Task objective: Could you write out every record below exactly, leaving out any pictures?

Supplied records:
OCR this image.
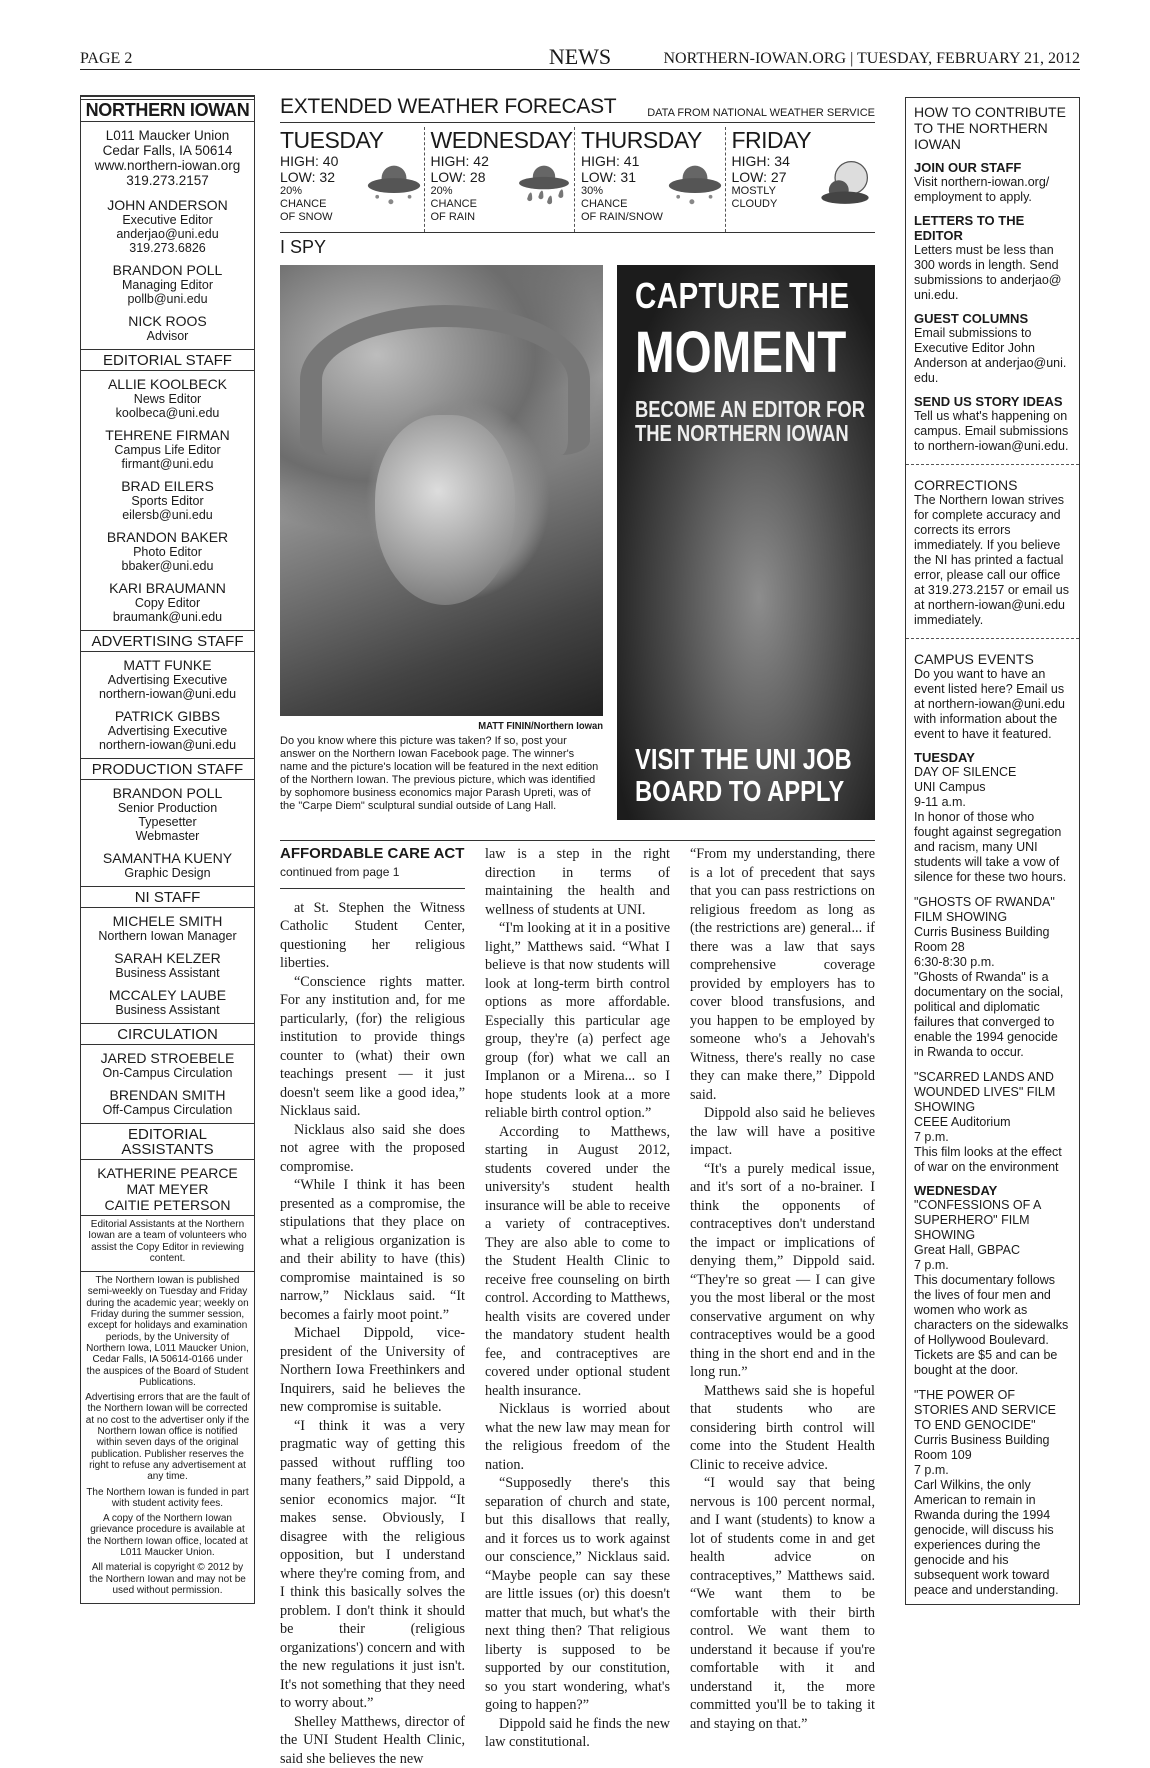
PAGE 2	NEWS	NORTHERN-IOWAN.ORG | TUESDAY, FEBRUARY 21, 2012
NORTHERN IOWAN
L011 Maucker Union
Cedar Falls, IA 50614
www.northern-iowan.org
319.273.2157
JOHN ANDERSON
Executive Editor
anderjao@uni.edu
319.273.6826
BRANDON POLL
Managing Editor
pollb@uni.edu
NICK ROOS
Advisor
EDITORIAL STAFF
ALLIE KOOLBECK
News Editor
koolbeca@uni.edu
TEHRENE FIRMAN
Campus Life Editor
firmant@uni.edu
BRAD EILERS
Sports Editor
eilersb@uni.edu
BRANDON BAKER
Photo Editor
bbaker@uni.edu
KARI BRAUMANN
Copy Editor
braumank@uni.edu
ADVERTISING STAFF
MATT FUNKE
Advertising Executive
northern-iowan@uni.edu
PATRICK GIBBS
Advertising Executive
northern-iowan@uni.edu
PRODUCTION STAFF
BRANDON POLL
Senior Production
Typesetter
Webmaster
SAMANTHA KUENY
Graphic Design
NI STAFF
MICHELE SMITH
Northern Iowan Manager
SARAH KELZER
Business Assistant
MCCALEY LAUBE
Business Assistant
CIRCULATION
JARED STROEBELE
On-Campus Circulation
BRENDAN SMITH
Off-Campus Circulation
EDITORIAL ASSISTANTS
KATHERINE PEARCE
MAT MEYER
CAITIE PETERSON

Editorial Assistants at the Northern Iowan are a team of volunteers who assist the Copy Editor in reviewing content.

The Northern Iowan is published semi-weekly on Tuesday and Friday during the academic year; weekly on Friday during the summer session, except for holidays and examination periods, by the University of Northern Iowa, L011 Maucker Union, Cedar Falls, IA 50614-0166 under the auspices of the Board of Student Publications.

Advertising errors that are the fault of the Northern Iowan will be corrected at no cost to the advertiser only if the Northern Iowan office is notified within seven days of the original publication. Publisher reserves the right to refuse any advertisement at any time.

The Northern Iowan is funded in part with student activity fees.

A copy of the Northern Iowan grievance procedure is available at the Northern Iowan office, located at L011 Maucker Union.

All material is copyright © 2012 by the Northern Iowan and may not be used without permission.

EXTENDED WEATHER FORECAST	DATA FROM NATIONAL WEATHER SERVICE
TUESDAY
HIGH: 40
LOW: 32
20%
CHANCE
OF SNOW
WEDNESDAY
HIGH: 42
LOW: 28
20%
CHANCE
OF RAIN
THURSDAY
HIGH: 41
LOW: 31
30%
CHANCE
OF RAIN/SNOW
FRIDAY
HIGH: 34
LOW: 27
MOSTLY
CLOUDY
I SPY
MATT FININ/Northern Iowan
Do you know where this picture was taken? If so, post your answer on the Northern Iowan Facebook page. The winner's name and the picture's location will be featured in the next edition of the Northern Iowan. The previous picture, which was identified by sophomore business economics major Parash Upreti, was of the "Carpe Diem" sculptural sundial outside of Lang Hall.
CAPTURE THE
MOMENT
BECOME AN EDITOR FOR THE NORTHERN IOWAN
VISIT THE UNI JOB BOARD TO APPLY
AFFORDABLE CARE ACT
continued from page 1

at St. Stephen the Witness Catholic Student Center, questioning her religious liberties.

“Conscience rights matter. For any institution and, for me particularly, (for) the religious institution to provide things counter to (what) their own teachings present — it just doesn't seem like a good idea,” Nicklaus said.

Nicklaus also said she does not agree with the proposed compromise.

“While I think it has been presented as a compromise, the stipulations that they place on what a religious organization is and their ability to have (this) compromise maintained is so narrow,” Nicklaus said. “It becomes a fairly moot point.”

Michael Dippold, vice-president of the University of Northern Iowa Freethinkers and Inquirers, said he believes the new compromise is suitable.

“I think it was a very pragmatic way of getting this passed without ruffling too many feathers,” said Dippold, a senior economics major. “It makes sense. Obviously, I disagree with the religious opposition, but I understand where they're coming from, and I think this basically solves the problem. I don't think it should be their (religious organizations') concern and with the new regulations it just isn't. It's not something that they need to worry about.”

Shelley Matthews, director of the UNI Student Health Clinic, said she believes the new

law is a step in the right direction in terms of maintaining the health and wellness of students at UNI.

“I'm looking at it in a positive light,” Matthews said. “What I believe is that now students will look at long-term birth control options as more affordable. Especially this particular age group, they're (a) perfect age group (for) what we call an Implanon or a Mirena... so I hope students look at a more reliable birth control option.”

According to Matthews, starting in August 2012, students covered under the university's student health insurance will be able to receive a variety of contraceptives. They are also able to come to the Student Health Clinic to receive free counseling on birth control. According to Matthews, health visits are covered under the mandatory student health fee, and contraceptives are covered under optional student health insurance.

Nicklaus is worried about what the new law may mean for the religious freedom of the nation.

“Supposedly there's this separation of church and state, but this disallows that really, and it forces us to work against our conscience,” Nicklaus said. “Maybe people can say these are little issues (or) this doesn't matter that much, but what's the next thing then? That religious liberty is supposed to be supported by our constitution, so you start wondering, what's going to happen?”

Dippold said he finds the new law constitutional.

“From my understanding, there is a lot of precedent that says that you can pass restrictions on religious freedom as long as (the restrictions are) general... if there was a law that says comprehensive coverage provided by employers has to cover blood transfusions, and you happen to be employed by someone who's a Jehovah's Witness, there's really no case they can make there,” Dippold said.

Dippold also said he believes the law will have a positive impact.

“It's a purely medical issue, and it's sort of a no-brainer. I think the opponents of contraceptives don't understand the impact or implications of denying them,” Dippold said. “They're so great — I can give you the most liberal or the most conservative argument on why contraceptives would be a good thing in the short end and in the long run.”

Matthews said she is hopeful that students who are considering birth control will come into the Student Health Clinic to receive advice.

“I would say that being nervous is 100 percent normal, and I want (students) to know a lot of students come in and get health advice on contraceptives,” Matthews said. “We want them to be comfortable with their birth control. We want them to understand it because if you're comfortable with it and understand it, the more committed you'll be to taking it and staying on that.”

HOW TO CONTRIBUTE TO THE NORTHERN IOWAN
JOIN OUR STAFF
Visit northern-iowan.org/ employment to apply.
LETTERS TO THE EDITOR
Letters must be less than 300 words in length. Send submissions to anderjao@ uni.edu.
GUEST COLUMNS
Email submissions to Executive Editor John Anderson at anderjao@uni. edu.
SEND US STORY IDEAS
Tell us what's happening on campus. Email submissions to northern-iowan@uni.edu.
CORRECTIONS
The Northern Iowan strives for complete accuracy and corrects its errors immediately. If you believe the NI has printed a factual error, please call our office at 319.273.2157 or email us at northern-iowan@uni.edu immediately.
CAMPUS EVENTS
Do you want to have an event listed here? Email us at northern-iowan@uni.edu with information about the event to have it featured.
TUESDAY
DAY OF SILENCE
UNI Campus
9-11 a.m.
In honor of those who fought against segregation and racism, many UNI students will take a vow of silence for these two hours.
"GHOSTS OF RWANDA" FILM SHOWING
Curris Business Building Room 28
6:30-8:30 p.m.
"Ghosts of Rwanda" is a documentary on the social, political and diplomatic failures that converged to enable the 1994 genocide in Rwanda to occur.
"SCARRED LANDS AND WOUNDED LIVES" FILM SHOWING
CEEE Auditorium
7 p.m.
This film looks at the effect of war on the environment
WEDNESDAY
"CONFESSIONS OF A SUPERHERO" FILM SHOWING
Great Hall, GBPAC
7 p.m.
This documentary follows the lives of four men and women who work as characters on the sidewalks of Hollywood Boulevard. Tickets are $5 and can be bought at the door.
"THE POWER OF STORIES AND SERVICE TO END GENOCIDE"
Curris Business Building Room 109
7 p.m.
Carl Wilkins, the only American to remain in Rwanda during the 1994 genocide, will discuss his experiences during the genocide and his subsequent work toward peace and understanding.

Problem solution:
OCR this image.
PAGE 2	NEWS	NORTHERN-IOWAN.ORG | TUESDAY, FEBRUARY 21, 2012
NORTHERN IOWAN
L011 Maucker Union
Cedar Falls, IA 50614
www.northern-iowan.org
319.273.2157
JOHN ANDERSON
Executive Editor
anderjao@uni.edu
319.273.6826
BRANDON POLL
Managing Editor
pollb@uni.edu
NICK ROOS
Advisor
EDITORIAL STAFF
ALLIE KOOLBECK
News Editor
koolbeca@uni.edu
TEHRENE FIRMAN
Campus Life Editor
firmant@uni.edu
BRAD EILERS
Sports Editor
eilersb@uni.edu
BRANDON BAKER
Photo Editor
bbaker@uni.edu
KARI BRAUMANN
Copy Editor
braumank@uni.edu
ADVERTISING STAFF
MATT FUNKE
Advertising Executive
northern-iowan@uni.edu
PATRICK GIBBS
Advertising Executive
northern-iowan@uni.edu
PRODUCTION STAFF
BRANDON POLL
Senior Production
Typesetter
Webmaster
SAMANTHA KUENY
Graphic Design
NI STAFF
MICHELE SMITH
Northern Iowan Manager
SARAH KELZER
Business Assistant
MCCALEY LAUBE
Business Assistant
CIRCULATION
JARED STROEBELE
On-Campus Circulation
BRENDAN SMITH
Off-Campus Circulation
EDITORIAL ASSISTANTS
KATHERINE PEARCE
MAT MEYER
CAITIE PETERSON

Editorial Assistants at the Northern Iowan are a team of volunteers who assist the Copy Editor in reviewing content.

The Northern Iowan is published semi-weekly on Tuesday and Friday during the academic year; weekly on Friday during the summer session, except for holidays and examination periods, by the University of Northern Iowa, L011 Maucker Union, Cedar Falls, IA 50614-0166 under the auspices of the Board of Student Publications.

Advertising errors that are the fault of the Northern Iowan will be corrected at no cost to the advertiser only if the Northern Iowan office is notified within seven days of the original publication. Publisher reserves the right to refuse any advertisement at any time.

The Northern Iowan is funded in part with student activity fees.

A copy of the Northern Iowan grievance procedure is available at the Northern Iowan office, located at L011 Maucker Union.

All material is copyright © 2012 by the Northern Iowan and may not be used without permission.

EXTENDED WEATHER FORECAST	DATA FROM NATIONAL WEATHER SERVICE
TUESDAY
HIGH: 40
LOW: 32
20%
CHANCE
OF SNOW
WEDNESDAY
HIGH: 42
LOW: 28
20%
CHANCE
OF RAIN
THURSDAY
HIGH: 41
LOW: 31
30%
CHANCE
OF RAIN/SNOW
FRIDAY
HIGH: 34
LOW: 27
MOSTLY
CLOUDY
I SPY
MATT FININ/Northern Iowan
Do you know where this picture was taken? If so, post your answer on the Northern Iowan Facebook page. The winner's name and the picture's location will be featured in the next edition of the Northern Iowan. The previous picture, which was identified by sophomore business economics major Parash Upreti, was of the "Carpe Diem" sculptural sundial outside of Lang Hall.
CAPTURE THE
MOMENT
BECOME AN EDITOR FOR THE NORTHERN IOWAN
VISIT THE UNI JOB BOARD TO APPLY
AFFORDABLE CARE ACT
continued from page 1

at St. Stephen the Witness Catholic Student Center, questioning her religious liberties.

“Conscience rights matter. For any institution and, for me particularly, (for) the religious institution to provide things counter to (what) their own teachings present — it just doesn't seem like a good idea,” Nicklaus said.

Nicklaus also said she does not agree with the proposed compromise.

“While I think it has been presented as a compromise, the stipulations that they place on what a religious organization is and their ability to have (this) compromise maintained is so narrow,” Nicklaus said. “It becomes a fairly moot point.”

Michael Dippold, vice-president of the University of Northern Iowa Freethinkers and Inquirers, said he believes the new compromise is suitable.

“I think it was a very pragmatic way of getting this passed without ruffling too many feathers,” said Dippold, a senior economics major. “It makes sense. Obviously, I disagree with the religious opposition, but I understand where they're coming from, and I think this basically solves the problem. I don't think it should be their (religious organizations') concern and with the new regulations it just isn't. It's not something that they need to worry about.”

Shelley Matthews, director of the UNI Student Health Clinic, said she believes the new

law is a step in the right direction in terms of maintaining the health and wellness of students at UNI.

“I'm looking at it in a positive light,” Matthews said. “What I believe is that now students will look at long-term birth control options as more affordable. Especially this particular age group, they're (a) perfect age group (for) what we call an Implanon or a Mirena... so I hope students look at a more reliable birth control option.”

According to Matthews, starting in August 2012, students covered under the university's student health insurance will be able to receive a variety of contraceptives. They are also able to come to the Student Health Clinic to receive free counseling on birth control. According to Matthews, health visits are covered under the mandatory student health fee, and contraceptives are covered under optional student health insurance.

Nicklaus is worried about what the new law may mean for the religious freedom of the nation.

“Supposedly there's this separation of church and state, but this disallows that really, and it forces us to work against our conscience,” Nicklaus said. “Maybe people can say these are little issues (or) this doesn't matter that much, but what's the next thing then? That religious liberty is supposed to be supported by our constitution, so you start wondering, what's going to happen?”

Dippold said he finds the new law constitutional.

“From my understanding, there is a lot of precedent that says that you can pass restrictions on religious freedom as long as (the restrictions are) general... if there was a law that says comprehensive coverage provided by employers has to cover blood transfusions, and you happen to be employed by someone who's a Jehovah's Witness, there's really no case they can make there,” Dippold said.

Dippold also said he believes the law will have a positive impact.

“It's a purely medical issue, and it's sort of a no-brainer. I think the opponents of contraceptives don't understand the impact or implications of denying them,” Dippold said. “They're so great — I can give you the most liberal or the most conservative argument on why contraceptives would be a good thing in the short end and in the long run.”

Matthews said she is hopeful that students who are considering birth control will come into the Student Health Clinic to receive advice.

“I would say that being nervous is 100 percent normal, and I want (students) to know a lot of students come in and get health advice on contraceptives,” Matthews said. “We want them to be comfortable with their birth control. We want them to understand it because if you're comfortable with it and understand it, the more committed you'll be to taking it and staying on that.”

HOW TO CONTRIBUTE TO THE NORTHERN IOWAN
JOIN OUR STAFF
Visit northern-iowan.org/ employment to apply.
LETTERS TO THE EDITOR
Letters must be less than 300 words in length. Send submissions to anderjao@ uni.edu.
GUEST COLUMNS
Email submissions to Executive Editor John Anderson at anderjao@uni. edu.
SEND US STORY IDEAS
Tell us what's happening on campus. Email submissions to northern-iowan@uni.edu.
CORRECTIONS
The Northern Iowan strives for complete accuracy and corrects its errors immediately. If you believe the NI has printed a factual error, please call our office at 319.273.2157 or email us at northern-iowan@uni.edu immediately.
CAMPUS EVENTS
Do you want to have an event listed here? Email us at northern-iowan@uni.edu with information about the event to have it featured.
TUESDAY
DAY OF SILENCE
UNI Campus
9-11 a.m.
In honor of those who fought against segregation and racism, many UNI students will take a vow of silence for these two hours.
"GHOSTS OF RWANDA" FILM SHOWING
Curris Business Building Room 28
6:30-8:30 p.m.
"Ghosts of Rwanda" is a documentary on the social, political and diplomatic failures that converged to enable the 1994 genocide in Rwanda to occur.
"SCARRED LANDS AND WOUNDED LIVES" FILM SHOWING
CEEE Auditorium
7 p.m.
This film looks at the effect of war on the environment
WEDNESDAY
"CONFESSIONS OF A SUPERHERO" FILM SHOWING
Great Hall, GBPAC
7 p.m.
This documentary follows the lives of four men and women who work as characters on the sidewalks of Hollywood Boulevard. Tickets are $5 and can be bought at the door.
"THE POWER OF STORIES AND SERVICE TO END GENOCIDE"
Curris Business Building Room 109
7 p.m.
Carl Wilkins, the only American to remain in Rwanda during the 1994 genocide, will discuss his experiences during the genocide and his subsequent work toward peace and understanding.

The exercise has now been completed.